- [What needs to be done]: Identify the lines that contain the string "RunnerServiceHandler" and copy all of them.

- [Material for the task]:
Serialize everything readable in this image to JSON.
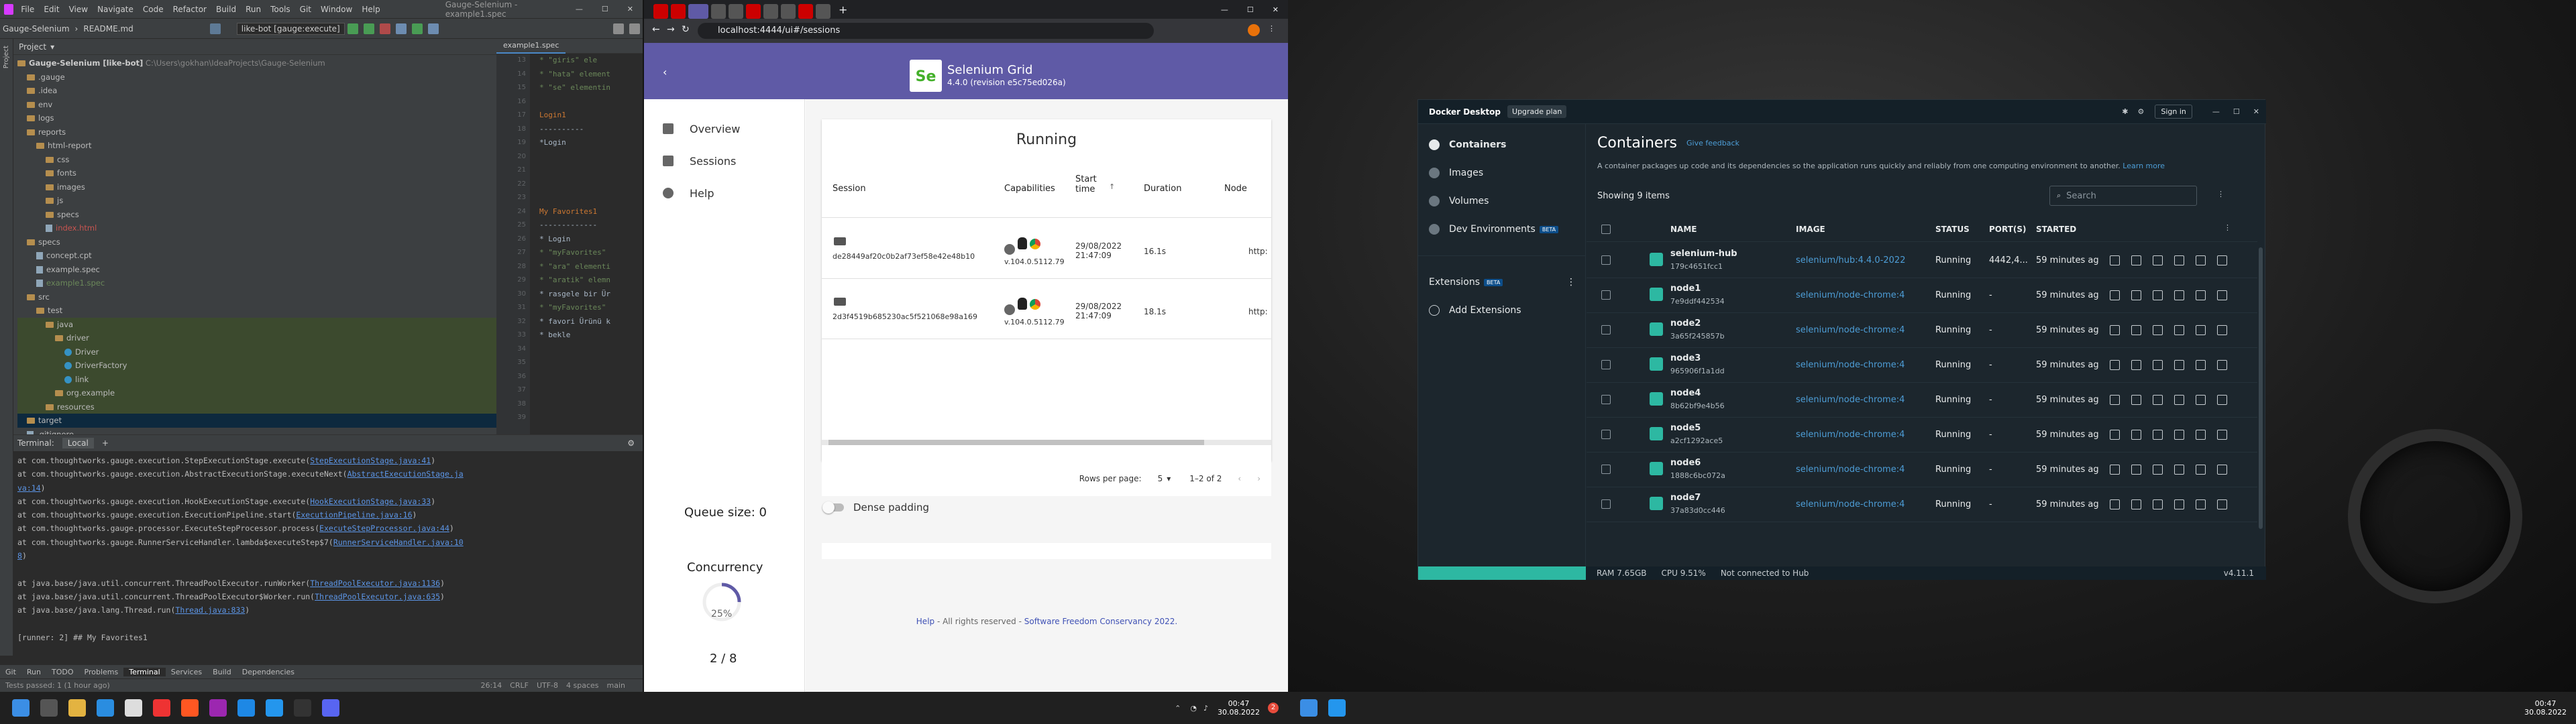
{
  "ide": {
    "app_title": "Gauge-Selenium - example1.spec",
    "menu": [
      "File",
      "Edit",
      "View",
      "Navigate",
      "Code",
      "Refactor",
      "Build",
      "Run",
      "Tools",
      "Git",
      "Window",
      "Help"
    ],
    "breadcrumb": [
      "Gauge-Selenium",
      "README.md"
    ],
    "run_config": "like-bot [gauge:execute]",
    "project_label": "Project",
    "root_label": "Gauge-Selenium [like-bot]",
    "root_path": "C:\\Users\\gokhan\\IdeaProjects\\Gauge-Selenium",
    "tree": [
      {
        "label": ".gauge",
        "type": "fold",
        "indent": 1
      },
      {
        "label": ".idea",
        "type": "fold",
        "indent": 1
      },
      {
        "label": "env",
        "type": "fold",
        "indent": 1
      },
      {
        "label": "logs",
        "type": "fold",
        "indent": 1
      },
      {
        "label": "reports",
        "type": "fold",
        "indent": 1
      },
      {
        "label": "html-report",
        "type": "fold",
        "indent": 2
      },
      {
        "label": "css",
        "type": "fold",
        "indent": 3
      },
      {
        "label": "fonts",
        "type": "fold",
        "indent": 3
      },
      {
        "label": "images",
        "type": "fold",
        "indent": 3
      },
      {
        "label": "js",
        "type": "fold",
        "indent": 3
      },
      {
        "label": "specs",
        "type": "fold",
        "indent": 3
      },
      {
        "label": "index.html",
        "type": "file",
        "indent": 3
      },
      {
        "label": "specs",
        "type": "fold",
        "indent": 1
      },
      {
        "label": "concept.cpt",
        "type": "file",
        "indent": 2
      },
      {
        "label": "example.spec",
        "type": "file",
        "indent": 2
      },
      {
        "label": "example1.spec",
        "type": "file",
        "indent": 2
      },
      {
        "label": "src",
        "type": "fold",
        "indent": 1
      },
      {
        "label": "test",
        "type": "fold",
        "indent": 2
      },
      {
        "label": "java",
        "type": "fold",
        "indent": 3,
        "hl": true
      },
      {
        "label": "driver",
        "type": "fold",
        "indent": 4,
        "hl": true
      },
      {
        "label": "Driver",
        "type": "cls",
        "indent": 5,
        "hl": true
      },
      {
        "label": "DriverFactory",
        "type": "cls",
        "indent": 5,
        "hl": true
      },
      {
        "label": "link",
        "type": "cls",
        "indent": 5,
        "hl": true
      },
      {
        "label": "org.example",
        "type": "fold",
        "indent": 4,
        "hl": true
      },
      {
        "label": "resources",
        "type": "fold",
        "indent": 3,
        "hl": true
      },
      {
        "label": "target",
        "type": "fold",
        "indent": 1,
        "sel": true
      },
      {
        "label": ".gitignore",
        "type": "file",
        "indent": 1
      }
    ],
    "editor_tab": "example1.spec",
    "gutter": [
      "13",
      "14",
      "15",
      "16",
      "17",
      "18",
      "19",
      "20",
      "21",
      "22",
      "23",
      "24",
      "25",
      "26",
      "27",
      "28",
      "29",
      "30",
      "31",
      "32",
      "33",
      "34",
      "35",
      "36",
      "37",
      "38",
      "39"
    ],
    "code": [
      {
        "t": "* \"giris\" ele",
        "c": "s"
      },
      {
        "t": "* \"hata\" element",
        "c": "s"
      },
      {
        "t": "* \"se\" elementin",
        "c": "s"
      },
      {
        "t": "",
        "c": ""
      },
      {
        "t": "Login1",
        "c": "h"
      },
      {
        "t": "----------",
        "c": ""
      },
      {
        "t": "*Login",
        "c": ""
      },
      {
        "t": "",
        "c": ""
      },
      {
        "t": "",
        "c": ""
      },
      {
        "t": "",
        "c": ""
      },
      {
        "t": "",
        "c": ""
      },
      {
        "t": "My Favorites1",
        "c": "h"
      },
      {
        "t": "-------------",
        "c": ""
      },
      {
        "t": "* Login",
        "c": ""
      },
      {
        "t": "* \"myFavorites\"",
        "c": "s"
      },
      {
        "t": "* \"ara\" elementi",
        "c": "s"
      },
      {
        "t": "* \"aratik\" elemn",
        "c": "s"
      },
      {
        "t": "* rasgele bir Ür",
        "c": ""
      },
      {
        "t": "* \"myFavorites\"",
        "c": "s"
      },
      {
        "t": "* favori Ürünü k",
        "c": ""
      },
      {
        "t": "* bekle",
        "c": ""
      }
    ],
    "terminal_tabs": [
      "Terminal:",
      "Local",
      "+"
    ],
    "terminal": [
      {
        "pre": "    at com.thoughtworks.gauge.execution.StepExecutionStage.execute(",
        "link": "StepExecutionStage.java:41",
        "post": ")"
      },
      {
        "pre": "    at com.thoughtworks.gauge.execution.AbstractExecutionStage.executeNext(",
        "link": "AbstractExecutionStage.ja",
        "post": ""
      },
      {
        "pre": "",
        "link": "va:14",
        "post": ")"
      },
      {
        "pre": "    at com.thoughtworks.gauge.execution.HookExecutionStage.execute(",
        "link": "HookExecutionStage.java:33",
        "post": ")"
      },
      {
        "pre": "    at com.thoughtworks.gauge.execution.ExecutionPipeline.start(",
        "link": "ExecutionPipeline.java:16",
        "post": ")"
      },
      {
        "pre": "    at com.thoughtworks.gauge.processor.ExecuteStepProcessor.process(",
        "link": "ExecuteStepProcessor.java:44",
        "post": ")"
      },
      {
        "pre": "    at com.thoughtworks.gauge.RunnerServiceHandler.lambda$executeStep$7(",
        "link": "RunnerServiceHandler.java:10",
        "post": ""
      },
      {
        "pre": "",
        "link": "8",
        "post": ")"
      },
      {
        "pre": "",
        "link": "",
        "post": ""
      },
      {
        "pre": "    at java.base/java.util.concurrent.ThreadPoolExecutor.runWorker(",
        "link": "ThreadPoolExecutor.java:1136",
        "post": ")"
      },
      {
        "pre": "    at java.base/java.util.concurrent.ThreadPoolExecutor$Worker.run(",
        "link": "ThreadPoolExecutor.java:635",
        "post": ")"
      },
      {
        "pre": "    at java.base/java.lang.Thread.run(",
        "link": "Thread.java:833",
        "post": ")"
      },
      {
        "pre": "",
        "link": "",
        "post": ""
      },
      {
        "pre": "[runner: 2]  ## My Favorites1",
        "link": "",
        "post": ""
      }
    ],
    "bottom_tabs": [
      "Git",
      "Run",
      "TODO",
      "Problems",
      "Terminal",
      "Services",
      "Build",
      "Dependencies"
    ],
    "status_left": "Tests passed: 1 (1 hour ago)",
    "status_right": [
      "26:14",
      "CRLF",
      "UTF-8",
      "4 spaces",
      "main"
    ]
  },
  "browser": {
    "url": "localhost:4444/ui#/sessions",
    "grid_title": "Selenium Grid",
    "grid_version": "4.4.0 (revision e5c75ed026a)",
    "nav": [
      "Overview",
      "Sessions",
      "Help"
    ],
    "running_title": "Running",
    "headers": [
      "Session",
      "Capabilities",
      "Start time",
      "Duration",
      "Node"
    ],
    "sessions": [
      {
        "id": "de28449af20c0b2af73ef58e42e48b10",
        "caps": "v.104.0.5112.79",
        "start": "29/08/2022 21:47:09",
        "duration": "16.1s",
        "node": "http:"
      },
      {
        "id": "2d3f4519b685230ac5f521068e98a169",
        "caps": "v.104.0.5112.79",
        "start": "29/08/2022 21:47:09",
        "duration": "18.1s",
        "node": "http:"
      }
    ],
    "rows_per_page_label": "Rows per page:",
    "rows_per_page": "5",
    "range": "1–2 of 2",
    "dense_label": "Dense padding",
    "queue": "Queue size: 0",
    "concurrency_label": "Concurrency",
    "concurrency_pct": "25%",
    "concurrency_value": 0.25,
    "concurrency_count": "2 / 8",
    "footer_help": "Help",
    "footer_mid": " - All rights reserved - ",
    "footer_org": "Software Freedom Conservancy 2022."
  },
  "docker": {
    "brand": "Docker Desktop",
    "upgrade": "Upgrade plan",
    "sign_in": "Sign in",
    "nav": [
      "Containers",
      "Images",
      "Volumes",
      "Dev Environments"
    ],
    "beta": "BETA",
    "extensions": "Extensions",
    "add_ext": "Add Extensions",
    "title": "Containers",
    "feedback": "Give feedback",
    "desc": "A container packages up code and its dependencies so the application runs quickly and reliably from one computing environment to another.",
    "learn_more": "Learn more",
    "showing": "Showing 9 items",
    "search_placeholder": "Search",
    "cols": [
      "NAME",
      "IMAGE",
      "STATUS",
      "PORT(S)",
      "STARTED"
    ],
    "rows": [
      {
        "name": "selenium-hub",
        "id": "179c4651fcc1",
        "image": "selenium/hub:4.4.0-2022",
        "status": "Running",
        "ports": "4442,4...",
        "started": "59 minutes ag"
      },
      {
        "name": "node1",
        "id": "7e9ddf442534",
        "image": "selenium/node-chrome:4",
        "status": "Running",
        "ports": "-",
        "started": "59 minutes ag"
      },
      {
        "name": "node2",
        "id": "3a65f245857b",
        "image": "selenium/node-chrome:4",
        "status": "Running",
        "ports": "-",
        "started": "59 minutes ag"
      },
      {
        "name": "node3",
        "id": "965906f1a1dd",
        "image": "selenium/node-chrome:4",
        "status": "Running",
        "ports": "-",
        "started": "59 minutes ag"
      },
      {
        "name": "node4",
        "id": "8b62bf9e4b56",
        "image": "selenium/node-chrome:4",
        "status": "Running",
        "ports": "-",
        "started": "59 minutes ag"
      },
      {
        "name": "node5",
        "id": "a2cf1292ace5",
        "image": "selenium/node-chrome:4",
        "status": "Running",
        "ports": "-",
        "started": "59 minutes ag"
      },
      {
        "name": "node6",
        "id": "1888c6bc072a",
        "image": "selenium/node-chrome:4",
        "status": "Running",
        "ports": "-",
        "started": "59 minutes ag"
      },
      {
        "name": "node7",
        "id": "37a83d0cc446",
        "image": "selenium/node-chrome:4",
        "status": "Running",
        "ports": "-",
        "started": "59 minutes ag"
      }
    ],
    "ram": "RAM 7.65GB",
    "cpu": "CPU 9.51%",
    "hub": "Not connected to Hub",
    "version": "v4.11.1"
  },
  "taskbar": {
    "time": "00:47",
    "date": "30.08.2022",
    "time2": "00:47",
    "date2": "30.08.2022",
    "badge": "2"
  },
  "colors": {
    "ide_bg": "#2b2b2b",
    "grid_purple": "#5f5aa6",
    "docker_bg": "#1c262d",
    "docker_accent": "#2db8a2",
    "link_blue": "#4d9dd6"
  }
}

- [The output]:
        "pre": "    at com.thoughtworks.gauge.RunnerServiceHandler.lambda$executeStep$7(",
        "link": "RunnerServiceHandler.java:10",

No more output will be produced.